What follows is a set of records; restate each one word for word and drop the pictures.

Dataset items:
━━━

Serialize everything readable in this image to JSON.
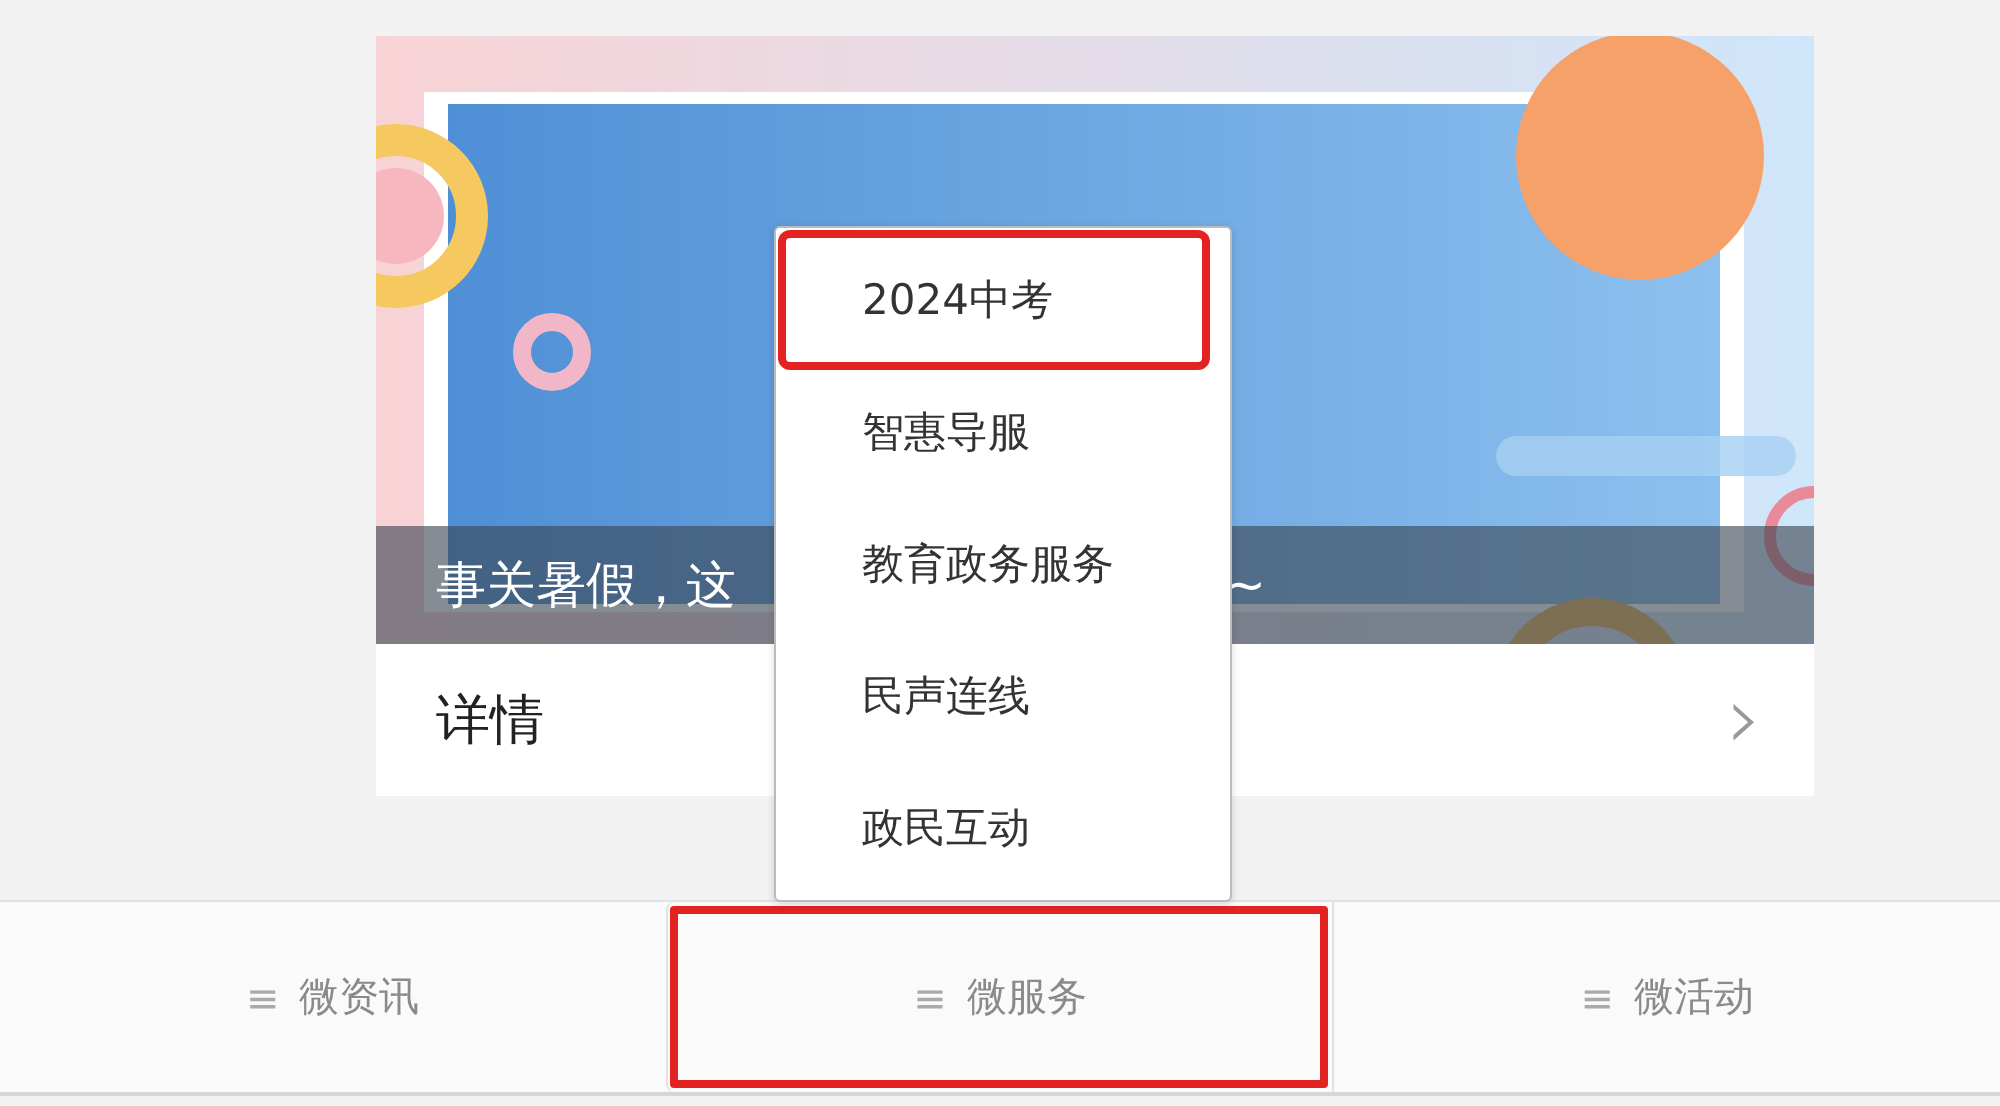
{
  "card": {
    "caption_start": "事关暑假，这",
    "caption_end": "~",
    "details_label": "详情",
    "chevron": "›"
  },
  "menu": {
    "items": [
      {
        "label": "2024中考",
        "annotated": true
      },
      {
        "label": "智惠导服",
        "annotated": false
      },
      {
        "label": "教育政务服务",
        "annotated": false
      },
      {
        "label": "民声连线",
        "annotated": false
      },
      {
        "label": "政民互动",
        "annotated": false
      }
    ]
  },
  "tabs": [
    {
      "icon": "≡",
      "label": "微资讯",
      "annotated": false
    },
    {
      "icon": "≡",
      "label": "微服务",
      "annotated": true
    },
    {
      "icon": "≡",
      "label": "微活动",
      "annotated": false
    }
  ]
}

━━━

#### [ANSWER IN FULL]
Serialize everything readable in this image to JSON.
{
  "card": {
    "caption_start": "事关暑假，这",
    "caption_end": "~",
    "details_label": "详情",
    "chevron": "›"
  },
  "menu": {
    "items": [
      {
        "label": "2024中考",
        "annotated": true
      },
      {
        "label": "智惠导服",
        "annotated": false
      },
      {
        "label": "教育政务服务",
        "annotated": false
      },
      {
        "label": "民声连线",
        "annotated": false
      },
      {
        "label": "政民互动",
        "annotated": false
      }
    ]
  },
  "tabs": [
    {
      "icon": "≡",
      "label": "微资讯",
      "annotated": false
    },
    {
      "icon": "≡",
      "label": "微服务",
      "annotated": true
    },
    {
      "icon": "≡",
      "label": "微活动",
      "annotated": false
    }
  ]
}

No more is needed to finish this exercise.